## TASK DETAILS
Records follow. Select each line holding "pleasure".

(Stored dataset items)

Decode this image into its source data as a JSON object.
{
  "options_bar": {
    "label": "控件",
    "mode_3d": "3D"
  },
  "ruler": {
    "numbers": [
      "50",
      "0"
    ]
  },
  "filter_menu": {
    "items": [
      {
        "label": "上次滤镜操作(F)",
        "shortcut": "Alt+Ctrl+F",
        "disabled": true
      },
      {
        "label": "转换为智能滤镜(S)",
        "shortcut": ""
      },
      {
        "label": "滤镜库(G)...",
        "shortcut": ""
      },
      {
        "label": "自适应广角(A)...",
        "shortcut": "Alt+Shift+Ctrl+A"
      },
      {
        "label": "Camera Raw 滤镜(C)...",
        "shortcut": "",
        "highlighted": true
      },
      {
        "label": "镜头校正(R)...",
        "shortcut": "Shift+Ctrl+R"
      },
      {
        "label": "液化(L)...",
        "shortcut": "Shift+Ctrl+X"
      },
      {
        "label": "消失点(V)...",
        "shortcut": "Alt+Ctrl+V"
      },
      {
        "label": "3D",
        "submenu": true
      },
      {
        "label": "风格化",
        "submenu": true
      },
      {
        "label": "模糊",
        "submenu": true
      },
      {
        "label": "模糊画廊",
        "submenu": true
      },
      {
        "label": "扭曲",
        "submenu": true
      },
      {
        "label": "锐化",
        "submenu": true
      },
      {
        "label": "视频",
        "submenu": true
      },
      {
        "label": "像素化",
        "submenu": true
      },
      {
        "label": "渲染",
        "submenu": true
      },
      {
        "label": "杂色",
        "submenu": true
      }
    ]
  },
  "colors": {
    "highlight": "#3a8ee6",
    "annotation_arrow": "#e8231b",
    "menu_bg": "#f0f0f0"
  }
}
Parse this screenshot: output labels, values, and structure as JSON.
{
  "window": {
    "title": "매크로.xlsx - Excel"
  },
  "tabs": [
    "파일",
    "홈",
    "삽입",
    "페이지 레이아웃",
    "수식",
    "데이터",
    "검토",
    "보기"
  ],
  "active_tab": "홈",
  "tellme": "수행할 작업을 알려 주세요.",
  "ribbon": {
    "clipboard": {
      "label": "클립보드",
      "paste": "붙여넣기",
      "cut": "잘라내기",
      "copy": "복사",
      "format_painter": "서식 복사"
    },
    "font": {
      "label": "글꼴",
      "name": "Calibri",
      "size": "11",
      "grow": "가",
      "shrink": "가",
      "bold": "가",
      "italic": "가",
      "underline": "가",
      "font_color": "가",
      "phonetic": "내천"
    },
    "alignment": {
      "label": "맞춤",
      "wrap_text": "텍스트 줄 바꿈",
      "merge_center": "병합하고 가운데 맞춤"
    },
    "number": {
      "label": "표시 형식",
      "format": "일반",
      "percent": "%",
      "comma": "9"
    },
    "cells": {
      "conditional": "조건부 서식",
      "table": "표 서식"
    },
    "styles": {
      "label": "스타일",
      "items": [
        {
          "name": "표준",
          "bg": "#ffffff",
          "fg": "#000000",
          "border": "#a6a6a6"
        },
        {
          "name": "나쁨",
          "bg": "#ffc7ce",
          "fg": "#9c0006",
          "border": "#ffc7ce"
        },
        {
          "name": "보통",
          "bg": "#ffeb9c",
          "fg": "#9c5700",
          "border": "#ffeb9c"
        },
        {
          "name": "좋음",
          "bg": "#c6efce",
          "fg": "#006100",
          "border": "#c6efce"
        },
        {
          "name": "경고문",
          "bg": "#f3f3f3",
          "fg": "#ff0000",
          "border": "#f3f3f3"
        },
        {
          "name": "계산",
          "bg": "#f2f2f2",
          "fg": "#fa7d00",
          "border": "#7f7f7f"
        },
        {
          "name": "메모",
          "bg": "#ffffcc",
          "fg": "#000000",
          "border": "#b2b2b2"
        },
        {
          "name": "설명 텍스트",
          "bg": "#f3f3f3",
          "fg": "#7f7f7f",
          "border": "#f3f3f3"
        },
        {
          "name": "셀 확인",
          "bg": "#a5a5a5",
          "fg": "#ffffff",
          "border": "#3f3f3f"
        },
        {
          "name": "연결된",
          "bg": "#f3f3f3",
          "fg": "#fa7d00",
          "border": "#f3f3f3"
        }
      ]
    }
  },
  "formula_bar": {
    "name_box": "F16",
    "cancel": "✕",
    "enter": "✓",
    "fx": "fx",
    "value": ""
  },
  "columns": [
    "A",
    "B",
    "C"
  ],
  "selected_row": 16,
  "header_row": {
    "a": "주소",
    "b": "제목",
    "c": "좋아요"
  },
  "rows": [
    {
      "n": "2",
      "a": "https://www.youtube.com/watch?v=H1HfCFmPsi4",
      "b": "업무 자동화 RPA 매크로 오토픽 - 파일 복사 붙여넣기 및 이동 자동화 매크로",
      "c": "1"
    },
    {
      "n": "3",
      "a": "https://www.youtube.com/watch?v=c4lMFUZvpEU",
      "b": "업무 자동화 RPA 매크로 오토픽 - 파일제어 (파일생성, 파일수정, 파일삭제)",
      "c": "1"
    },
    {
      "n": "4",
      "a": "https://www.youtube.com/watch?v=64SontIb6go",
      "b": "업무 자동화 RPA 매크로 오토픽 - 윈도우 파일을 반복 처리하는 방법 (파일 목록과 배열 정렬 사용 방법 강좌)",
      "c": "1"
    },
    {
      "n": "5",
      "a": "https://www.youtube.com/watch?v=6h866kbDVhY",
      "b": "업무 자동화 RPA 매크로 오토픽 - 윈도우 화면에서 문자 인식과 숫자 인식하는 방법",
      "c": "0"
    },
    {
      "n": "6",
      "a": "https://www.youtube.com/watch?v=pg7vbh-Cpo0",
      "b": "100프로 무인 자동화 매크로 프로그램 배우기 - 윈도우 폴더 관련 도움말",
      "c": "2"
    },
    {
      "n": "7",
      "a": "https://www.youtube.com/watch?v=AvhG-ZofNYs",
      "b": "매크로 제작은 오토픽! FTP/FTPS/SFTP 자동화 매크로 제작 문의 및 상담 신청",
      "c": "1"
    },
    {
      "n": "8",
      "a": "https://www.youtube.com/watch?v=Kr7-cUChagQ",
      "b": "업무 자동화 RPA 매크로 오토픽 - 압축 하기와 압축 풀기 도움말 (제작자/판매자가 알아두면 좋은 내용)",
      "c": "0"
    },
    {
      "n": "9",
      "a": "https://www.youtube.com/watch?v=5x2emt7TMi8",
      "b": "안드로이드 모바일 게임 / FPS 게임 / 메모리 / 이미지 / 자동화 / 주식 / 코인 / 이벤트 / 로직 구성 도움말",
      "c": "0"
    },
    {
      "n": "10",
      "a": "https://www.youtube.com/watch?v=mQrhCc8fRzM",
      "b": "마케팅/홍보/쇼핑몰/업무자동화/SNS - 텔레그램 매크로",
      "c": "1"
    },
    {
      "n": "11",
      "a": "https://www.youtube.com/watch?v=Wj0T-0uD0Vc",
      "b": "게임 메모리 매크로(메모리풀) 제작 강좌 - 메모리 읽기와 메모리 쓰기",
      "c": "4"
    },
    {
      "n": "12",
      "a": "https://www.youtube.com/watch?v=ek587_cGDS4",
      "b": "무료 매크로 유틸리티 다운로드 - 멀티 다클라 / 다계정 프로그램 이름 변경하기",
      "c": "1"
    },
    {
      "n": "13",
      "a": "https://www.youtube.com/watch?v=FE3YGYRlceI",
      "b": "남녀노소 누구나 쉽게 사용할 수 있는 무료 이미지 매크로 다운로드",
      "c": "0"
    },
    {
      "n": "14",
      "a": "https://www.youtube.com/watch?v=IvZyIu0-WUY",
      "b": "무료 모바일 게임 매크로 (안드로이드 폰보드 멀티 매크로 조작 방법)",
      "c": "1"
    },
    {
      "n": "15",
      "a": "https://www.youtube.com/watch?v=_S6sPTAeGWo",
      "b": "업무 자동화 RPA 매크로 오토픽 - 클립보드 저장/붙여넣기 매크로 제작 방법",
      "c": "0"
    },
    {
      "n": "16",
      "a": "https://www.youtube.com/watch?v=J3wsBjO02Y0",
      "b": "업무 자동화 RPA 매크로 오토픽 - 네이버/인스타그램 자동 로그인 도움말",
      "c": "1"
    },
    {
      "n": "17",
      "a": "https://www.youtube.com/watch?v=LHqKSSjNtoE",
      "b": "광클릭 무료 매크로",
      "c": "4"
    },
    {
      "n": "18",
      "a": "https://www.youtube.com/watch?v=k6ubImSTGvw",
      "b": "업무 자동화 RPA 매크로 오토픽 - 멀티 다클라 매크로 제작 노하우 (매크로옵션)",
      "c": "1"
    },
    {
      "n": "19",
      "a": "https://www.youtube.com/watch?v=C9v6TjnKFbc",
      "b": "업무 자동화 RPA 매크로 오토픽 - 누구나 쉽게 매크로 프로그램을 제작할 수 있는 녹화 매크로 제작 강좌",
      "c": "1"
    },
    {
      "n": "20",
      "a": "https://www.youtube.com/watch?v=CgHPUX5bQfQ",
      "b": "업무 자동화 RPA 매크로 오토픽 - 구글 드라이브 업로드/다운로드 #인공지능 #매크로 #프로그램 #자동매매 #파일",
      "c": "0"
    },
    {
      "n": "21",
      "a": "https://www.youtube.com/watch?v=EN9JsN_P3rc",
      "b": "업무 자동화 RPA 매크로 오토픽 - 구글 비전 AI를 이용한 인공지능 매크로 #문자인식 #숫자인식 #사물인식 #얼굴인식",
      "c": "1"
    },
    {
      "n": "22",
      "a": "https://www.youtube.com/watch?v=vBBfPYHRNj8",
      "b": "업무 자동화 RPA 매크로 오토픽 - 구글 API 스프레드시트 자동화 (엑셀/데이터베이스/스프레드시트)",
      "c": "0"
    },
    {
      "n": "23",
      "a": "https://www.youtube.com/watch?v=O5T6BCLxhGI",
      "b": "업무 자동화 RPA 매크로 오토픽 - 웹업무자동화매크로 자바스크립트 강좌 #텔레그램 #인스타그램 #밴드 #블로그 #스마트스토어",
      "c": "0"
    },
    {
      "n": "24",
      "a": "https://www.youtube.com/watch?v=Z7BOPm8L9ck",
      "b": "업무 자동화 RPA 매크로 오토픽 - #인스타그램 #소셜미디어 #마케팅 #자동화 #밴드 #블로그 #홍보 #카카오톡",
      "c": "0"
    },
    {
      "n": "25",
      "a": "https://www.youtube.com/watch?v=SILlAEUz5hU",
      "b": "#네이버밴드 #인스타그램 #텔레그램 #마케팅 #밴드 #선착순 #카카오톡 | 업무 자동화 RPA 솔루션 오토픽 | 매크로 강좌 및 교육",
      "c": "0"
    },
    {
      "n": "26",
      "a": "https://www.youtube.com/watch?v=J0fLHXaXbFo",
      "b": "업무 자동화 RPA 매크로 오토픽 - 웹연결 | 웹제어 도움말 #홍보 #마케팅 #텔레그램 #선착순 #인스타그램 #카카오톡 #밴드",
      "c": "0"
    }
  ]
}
* * *
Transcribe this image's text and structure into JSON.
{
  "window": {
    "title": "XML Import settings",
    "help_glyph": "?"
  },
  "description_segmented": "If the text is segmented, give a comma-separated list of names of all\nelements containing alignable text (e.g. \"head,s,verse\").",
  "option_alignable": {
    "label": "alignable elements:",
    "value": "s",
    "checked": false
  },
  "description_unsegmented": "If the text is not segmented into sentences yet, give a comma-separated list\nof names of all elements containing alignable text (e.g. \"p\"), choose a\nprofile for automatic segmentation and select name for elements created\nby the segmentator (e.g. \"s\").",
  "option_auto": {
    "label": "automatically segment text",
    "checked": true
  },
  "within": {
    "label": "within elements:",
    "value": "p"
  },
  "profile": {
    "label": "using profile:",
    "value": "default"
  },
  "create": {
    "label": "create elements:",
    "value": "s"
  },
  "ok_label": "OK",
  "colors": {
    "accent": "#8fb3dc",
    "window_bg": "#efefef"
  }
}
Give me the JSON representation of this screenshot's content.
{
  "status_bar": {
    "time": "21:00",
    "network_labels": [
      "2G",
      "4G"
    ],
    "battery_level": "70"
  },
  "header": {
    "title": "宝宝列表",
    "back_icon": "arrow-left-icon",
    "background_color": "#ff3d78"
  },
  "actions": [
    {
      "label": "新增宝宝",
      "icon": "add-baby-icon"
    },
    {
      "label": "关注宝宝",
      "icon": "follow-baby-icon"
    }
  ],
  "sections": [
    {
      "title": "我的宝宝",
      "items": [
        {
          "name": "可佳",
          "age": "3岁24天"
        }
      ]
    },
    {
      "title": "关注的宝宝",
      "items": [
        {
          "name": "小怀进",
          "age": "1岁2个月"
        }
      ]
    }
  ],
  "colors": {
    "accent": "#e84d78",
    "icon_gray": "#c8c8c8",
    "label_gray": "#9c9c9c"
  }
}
==
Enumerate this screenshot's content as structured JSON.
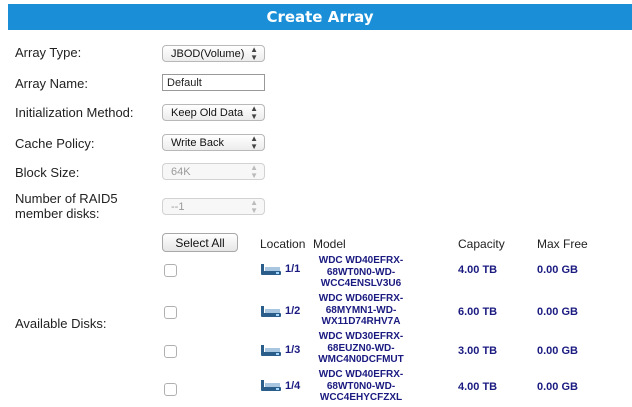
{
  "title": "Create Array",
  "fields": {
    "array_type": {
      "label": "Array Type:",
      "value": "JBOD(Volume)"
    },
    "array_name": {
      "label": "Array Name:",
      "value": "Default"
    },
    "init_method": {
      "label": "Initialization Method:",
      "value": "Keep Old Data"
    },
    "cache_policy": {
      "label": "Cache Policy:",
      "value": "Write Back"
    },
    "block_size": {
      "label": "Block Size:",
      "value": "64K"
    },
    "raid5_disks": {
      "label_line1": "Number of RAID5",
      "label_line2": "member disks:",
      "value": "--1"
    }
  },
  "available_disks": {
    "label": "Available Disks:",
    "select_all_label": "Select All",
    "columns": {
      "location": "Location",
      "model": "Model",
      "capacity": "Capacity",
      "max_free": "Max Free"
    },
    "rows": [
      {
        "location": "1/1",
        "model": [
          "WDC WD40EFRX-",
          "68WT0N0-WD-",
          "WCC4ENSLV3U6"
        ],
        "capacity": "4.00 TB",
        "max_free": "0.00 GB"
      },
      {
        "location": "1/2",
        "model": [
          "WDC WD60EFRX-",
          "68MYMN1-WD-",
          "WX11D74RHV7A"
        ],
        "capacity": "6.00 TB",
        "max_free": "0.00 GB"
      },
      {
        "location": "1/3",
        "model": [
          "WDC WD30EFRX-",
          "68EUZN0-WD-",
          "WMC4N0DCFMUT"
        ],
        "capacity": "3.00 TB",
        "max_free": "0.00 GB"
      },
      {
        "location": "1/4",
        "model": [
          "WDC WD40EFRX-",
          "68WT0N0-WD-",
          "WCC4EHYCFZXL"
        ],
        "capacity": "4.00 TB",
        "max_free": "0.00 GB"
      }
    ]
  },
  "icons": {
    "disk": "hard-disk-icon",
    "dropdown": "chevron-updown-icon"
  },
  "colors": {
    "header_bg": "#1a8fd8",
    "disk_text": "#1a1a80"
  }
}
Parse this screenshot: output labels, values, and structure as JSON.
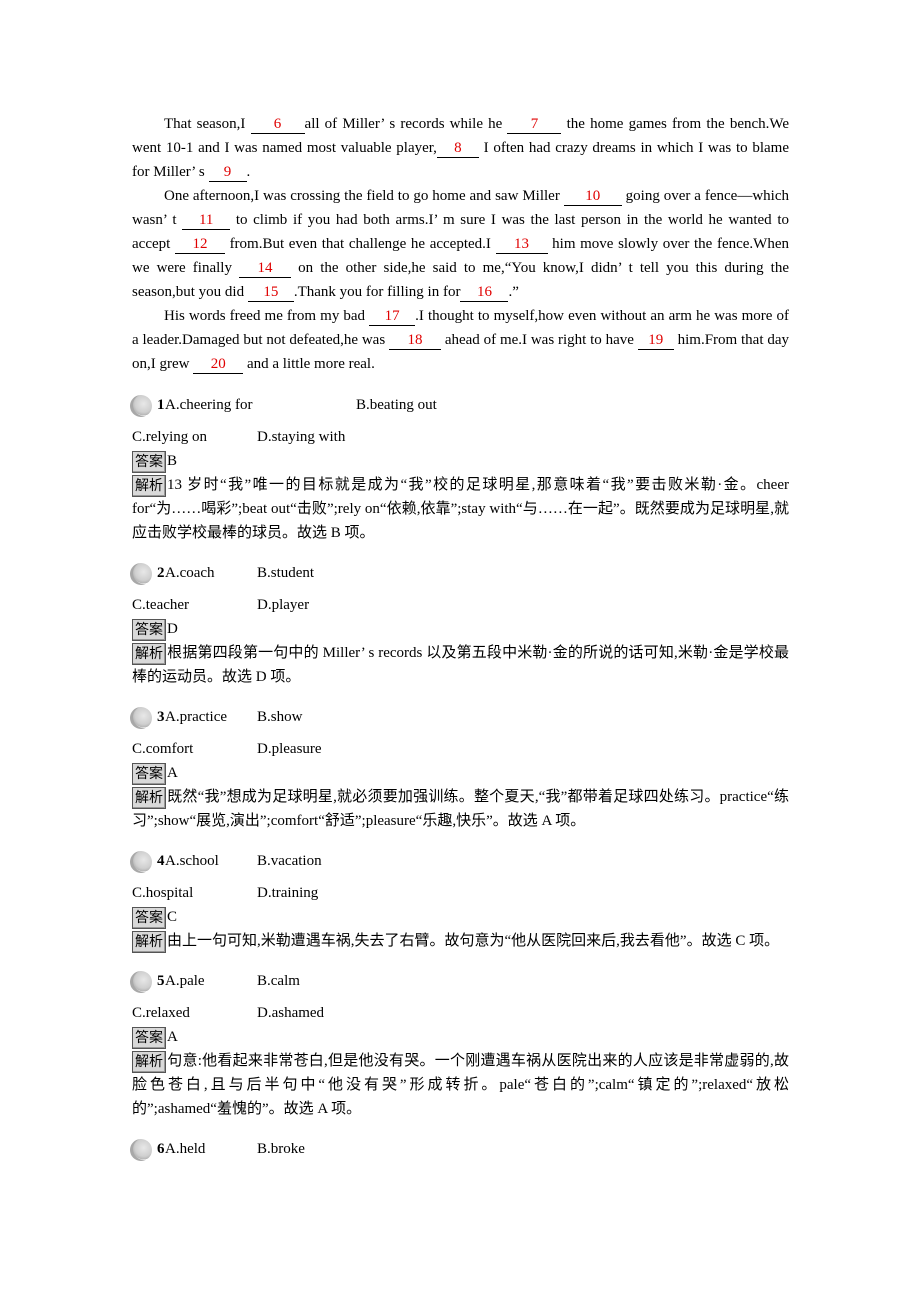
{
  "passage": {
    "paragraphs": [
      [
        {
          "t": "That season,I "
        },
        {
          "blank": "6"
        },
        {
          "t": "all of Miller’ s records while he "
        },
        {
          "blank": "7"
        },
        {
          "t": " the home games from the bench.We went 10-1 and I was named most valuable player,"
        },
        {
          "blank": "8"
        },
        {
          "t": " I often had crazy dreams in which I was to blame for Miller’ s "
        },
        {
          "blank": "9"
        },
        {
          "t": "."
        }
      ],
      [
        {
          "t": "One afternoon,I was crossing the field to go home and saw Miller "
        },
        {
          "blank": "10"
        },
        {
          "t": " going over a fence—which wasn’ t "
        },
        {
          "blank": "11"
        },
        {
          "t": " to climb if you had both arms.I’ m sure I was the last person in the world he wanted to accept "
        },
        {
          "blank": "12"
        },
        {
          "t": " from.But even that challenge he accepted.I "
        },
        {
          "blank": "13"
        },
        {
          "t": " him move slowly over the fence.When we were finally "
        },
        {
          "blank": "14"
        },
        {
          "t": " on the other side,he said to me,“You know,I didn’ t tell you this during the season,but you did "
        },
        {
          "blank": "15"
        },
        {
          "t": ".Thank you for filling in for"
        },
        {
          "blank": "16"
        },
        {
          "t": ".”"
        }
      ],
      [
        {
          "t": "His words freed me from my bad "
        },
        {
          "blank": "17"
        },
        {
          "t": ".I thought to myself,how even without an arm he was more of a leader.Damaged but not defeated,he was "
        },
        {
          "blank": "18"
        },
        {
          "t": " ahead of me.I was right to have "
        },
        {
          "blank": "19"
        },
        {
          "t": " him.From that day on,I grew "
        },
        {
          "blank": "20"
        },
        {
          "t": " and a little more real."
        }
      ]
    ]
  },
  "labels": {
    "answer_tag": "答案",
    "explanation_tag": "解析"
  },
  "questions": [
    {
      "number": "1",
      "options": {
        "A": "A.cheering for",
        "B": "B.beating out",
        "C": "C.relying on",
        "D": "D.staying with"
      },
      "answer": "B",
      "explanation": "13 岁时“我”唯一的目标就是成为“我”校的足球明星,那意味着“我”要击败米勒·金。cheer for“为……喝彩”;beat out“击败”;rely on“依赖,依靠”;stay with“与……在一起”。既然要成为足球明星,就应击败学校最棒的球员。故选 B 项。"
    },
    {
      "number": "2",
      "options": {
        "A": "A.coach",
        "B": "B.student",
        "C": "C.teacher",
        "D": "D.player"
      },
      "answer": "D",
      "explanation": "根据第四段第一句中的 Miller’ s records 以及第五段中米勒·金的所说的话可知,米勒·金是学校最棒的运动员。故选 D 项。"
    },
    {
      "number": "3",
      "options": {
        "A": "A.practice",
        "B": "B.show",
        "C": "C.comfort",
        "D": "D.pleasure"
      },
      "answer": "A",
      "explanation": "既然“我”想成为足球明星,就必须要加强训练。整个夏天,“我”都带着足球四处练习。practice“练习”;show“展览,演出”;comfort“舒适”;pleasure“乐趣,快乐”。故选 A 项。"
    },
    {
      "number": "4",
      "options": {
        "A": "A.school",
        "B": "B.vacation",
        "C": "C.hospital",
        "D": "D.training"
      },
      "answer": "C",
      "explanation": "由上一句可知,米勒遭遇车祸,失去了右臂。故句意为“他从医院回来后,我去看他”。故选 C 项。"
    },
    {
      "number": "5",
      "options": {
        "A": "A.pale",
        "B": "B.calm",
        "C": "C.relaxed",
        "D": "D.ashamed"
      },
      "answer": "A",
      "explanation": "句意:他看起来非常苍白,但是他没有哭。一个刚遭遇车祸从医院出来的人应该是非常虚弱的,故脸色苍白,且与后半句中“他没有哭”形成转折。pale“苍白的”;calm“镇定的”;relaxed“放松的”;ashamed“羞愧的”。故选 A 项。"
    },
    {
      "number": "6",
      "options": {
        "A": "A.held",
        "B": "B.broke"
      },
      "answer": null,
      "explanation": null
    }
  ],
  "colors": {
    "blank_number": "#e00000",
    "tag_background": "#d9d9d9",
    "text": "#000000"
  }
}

## THE SOLUTION
        "D": "D.pleasure"
      "explanation": "既然“我”想成为足球明星,就必须要加强训练。整个夏天,“我”都带着足球四处练习。practice“练习”;show“展览,演出”;comfort“舒适”;pleasure“乐趣,快乐”。故选 A 项。"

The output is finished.